- [Exercise directions]: Leave out the pictures; transcribe all else exactly.

- [Material for the task]:
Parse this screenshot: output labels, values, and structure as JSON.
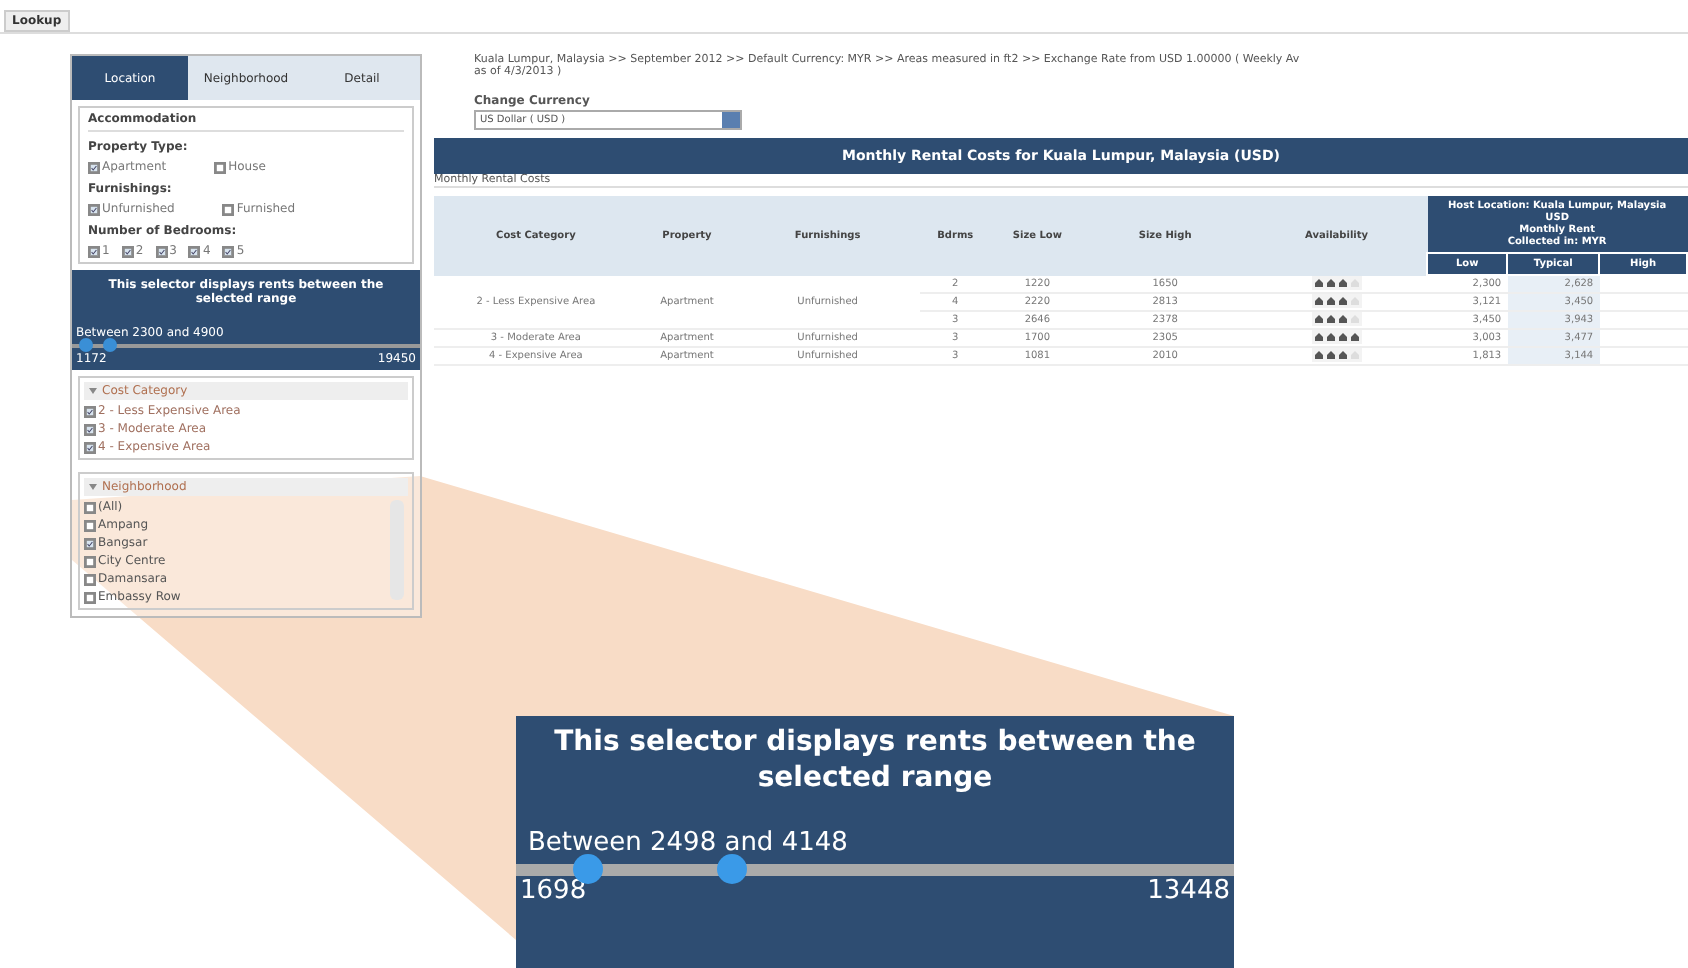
{
  "top_tab": {
    "label": "Lookup"
  },
  "filter_tabs": [
    {
      "label": "Location",
      "selected": true
    },
    {
      "label": "Neighborhood",
      "selected": false
    },
    {
      "label": "Detail",
      "selected": false
    }
  ],
  "accommodation": {
    "title": "Accommodation",
    "groups": [
      {
        "label": "Property Type:",
        "options": [
          {
            "label": "Apartment",
            "checked": true
          },
          {
            "label": "House",
            "checked": false
          }
        ]
      },
      {
        "label": "Furnishings:",
        "options": [
          {
            "label": "Unfurnished",
            "checked": true
          },
          {
            "label": "Furnished",
            "checked": false
          }
        ]
      },
      {
        "label": "Number of Bedrooms:",
        "options": [
          {
            "label": "1",
            "checked": true
          },
          {
            "label": "2",
            "checked": true
          },
          {
            "label": "3",
            "checked": true
          },
          {
            "label": "4",
            "checked": true
          },
          {
            "label": "5",
            "checked": true
          }
        ]
      }
    ]
  },
  "range_selector": {
    "description": "This selector displays rents between the selected range",
    "reading": "Between 2300 and 4900",
    "min": "1172",
    "max": "19450",
    "handles": [
      {
        "level": 0.04
      },
      {
        "level": 0.11
      }
    ]
  },
  "cost_category": {
    "title": "Cost Category",
    "options": [
      {
        "label": "2 - Less Expensive Area",
        "checked": true
      },
      {
        "label": "3 - Moderate Area",
        "checked": true
      },
      {
        "label": "4 - Expensive Area",
        "checked": true
      }
    ]
  },
  "neighborhood": {
    "title": "Neighborhood",
    "options": [
      {
        "label": "(All)",
        "checked": false
      },
      {
        "label": "Ampang",
        "checked": false
      },
      {
        "label": "Bangsar",
        "checked": true
      },
      {
        "label": "City Centre",
        "checked": false
      },
      {
        "label": "Damansara",
        "checked": false
      },
      {
        "label": "Embassy Row",
        "checked": false
      }
    ]
  },
  "info": {
    "line": "Kuala Lumpur, Malaysia >> September 2012 >> Default Currency: MYR >> Areas measured in ft2 >> Exchange Rate from USD 1.00000 ( Weekly Av",
    "line_2": "as of 4/3/2013 )"
  },
  "currency": {
    "label": "Change Currency",
    "value": "US Dollar ( USD )"
  },
  "banner": "Monthly Rental Costs for Kuala Lumpur, Malaysia (USD)",
  "section_label": "Monthly Rental Costs",
  "table": {
    "columns": [
      "Cost Category",
      "Property",
      "Furnishings",
      "Bdrms",
      "Size Low",
      "Size High",
      "Availability"
    ],
    "host_header": "Host Location: Kuala Lumpur, Malaysia",
    "rent_header": [
      "USD",
      "Monthly Rent",
      "Collected in: MYR"
    ],
    "rent_columns": [
      "Low",
      "Typical",
      "High"
    ],
    "rows": [
      {
        "category": "2 - Less Expensive Area",
        "property": "Apartment",
        "furnishings": "Unfurnished",
        "lines": [
          {
            "bdrms": "2",
            "size_low": "1220",
            "size_high": "1650",
            "stars": 3,
            "low": "2,300",
            "typical": "2,628"
          },
          {
            "bdrms": "4",
            "size_low": "2220",
            "size_high": "2813",
            "stars": 3,
            "low": "3,121",
            "typical": "3,450"
          },
          {
            "bdrms": "3",
            "size_low": "2646",
            "size_high": "2378",
            "stars": 3,
            "low": "3,450",
            "typical": "3,943"
          }
        ]
      },
      {
        "category": "3 - Moderate Area",
        "property": "Apartment",
        "furnishings": "Unfurnished",
        "lines": [
          {
            "bdrms": "3",
            "size_low": "1700",
            "size_high": "2305",
            "stars": 4,
            "low": "3,003",
            "typical": "3,477"
          }
        ]
      },
      {
        "category": "4 - Expensive Area",
        "property": "Apartment",
        "furnishings": "Unfurnished",
        "lines": [
          {
            "bdrms": "3",
            "size_low": "1081",
            "size_high": "2010",
            "stars": 3,
            "low": "1,813",
            "typical": "3,144"
          }
        ]
      }
    ]
  },
  "callout": {
    "description": "This selector displays rents between the selected range",
    "reading": "Between 2498 and 4148",
    "min": "1698",
    "max": "13448",
    "handles": [
      {
        "level": 0.1
      },
      {
        "level": 0.3
      }
    ]
  }
}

- [Answer to this task]:
Parse this screenshot: output labels, values, and structure as JSON.
{
  "top_tab": {
    "label": "Lookup"
  },
  "filter_tabs": [
    {
      "label": "Location",
      "selected": true
    },
    {
      "label": "Neighborhood",
      "selected": false
    },
    {
      "label": "Detail",
      "selected": false
    }
  ],
  "accommodation": {
    "title": "Accommodation",
    "groups": [
      {
        "label": "Property Type:",
        "options": [
          {
            "label": "Apartment",
            "checked": true
          },
          {
            "label": "House",
            "checked": false
          }
        ]
      },
      {
        "label": "Furnishings:",
        "options": [
          {
            "label": "Unfurnished",
            "checked": true
          },
          {
            "label": "Furnished",
            "checked": false
          }
        ]
      },
      {
        "label": "Number of Bedrooms:",
        "options": [
          {
            "label": "1",
            "checked": true
          },
          {
            "label": "2",
            "checked": true
          },
          {
            "label": "3",
            "checked": true
          },
          {
            "label": "4",
            "checked": true
          },
          {
            "label": "5",
            "checked": true
          }
        ]
      }
    ]
  },
  "range_selector": {
    "description": "This selector displays rents between the selected range",
    "reading": "Between 2300 and 4900",
    "min": "1172",
    "max": "19450",
    "handles": [
      {
        "level": 0.04
      },
      {
        "level": 0.11
      }
    ]
  },
  "cost_category": {
    "title": "Cost Category",
    "options": [
      {
        "label": "2 - Less Expensive Area",
        "checked": true
      },
      {
        "label": "3 - Moderate Area",
        "checked": true
      },
      {
        "label": "4 - Expensive Area",
        "checked": true
      }
    ]
  },
  "neighborhood": {
    "title": "Neighborhood",
    "options": [
      {
        "label": "(All)",
        "checked": false
      },
      {
        "label": "Ampang",
        "checked": false
      },
      {
        "label": "Bangsar",
        "checked": true
      },
      {
        "label": "City Centre",
        "checked": false
      },
      {
        "label": "Damansara",
        "checked": false
      },
      {
        "label": "Embassy Row",
        "checked": false
      }
    ]
  },
  "info": {
    "line": "Kuala Lumpur, Malaysia >> September 2012 >> Default Currency: MYR >> Areas measured in ft2 >> Exchange Rate from USD 1.00000 ( Weekly Av",
    "line_2": "as of 4/3/2013 )"
  },
  "currency": {
    "label": "Change Currency",
    "value": "US Dollar ( USD )"
  },
  "banner": "Monthly Rental Costs for Kuala Lumpur, Malaysia (USD)",
  "section_label": "Monthly Rental Costs",
  "table": {
    "columns": [
      "Cost Category",
      "Property",
      "Furnishings",
      "Bdrms",
      "Size Low",
      "Size High",
      "Availability"
    ],
    "host_header": "Host Location: Kuala Lumpur, Malaysia",
    "rent_header": [
      "USD",
      "Monthly Rent",
      "Collected in: MYR"
    ],
    "rent_columns": [
      "Low",
      "Typical",
      "High"
    ],
    "rows": [
      {
        "category": "2 - Less Expensive Area",
        "property": "Apartment",
        "furnishings": "Unfurnished",
        "lines": [
          {
            "bdrms": "2",
            "size_low": "1220",
            "size_high": "1650",
            "stars": 3,
            "low": "2,300",
            "typical": "2,628"
          },
          {
            "bdrms": "4",
            "size_low": "2220",
            "size_high": "2813",
            "stars": 3,
            "low": "3,121",
            "typical": "3,450"
          },
          {
            "bdrms": "3",
            "size_low": "2646",
            "size_high": "2378",
            "stars": 3,
            "low": "3,450",
            "typical": "3,943"
          }
        ]
      },
      {
        "category": "3 - Moderate Area",
        "property": "Apartment",
        "furnishings": "Unfurnished",
        "lines": [
          {
            "bdrms": "3",
            "size_low": "1700",
            "size_high": "2305",
            "stars": 4,
            "low": "3,003",
            "typical": "3,477"
          }
        ]
      },
      {
        "category": "4 - Expensive Area",
        "property": "Apartment",
        "furnishings": "Unfurnished",
        "lines": [
          {
            "bdrms": "3",
            "size_low": "1081",
            "size_high": "2010",
            "stars": 3,
            "low": "1,813",
            "typical": "3,144"
          }
        ]
      }
    ]
  },
  "callout": {
    "description": "This selector displays rents between the selected range",
    "reading": "Between 2498 and 4148",
    "min": "1698",
    "max": "13448",
    "handles": [
      {
        "level": 0.1
      },
      {
        "level": 0.3
      }
    ]
  }
}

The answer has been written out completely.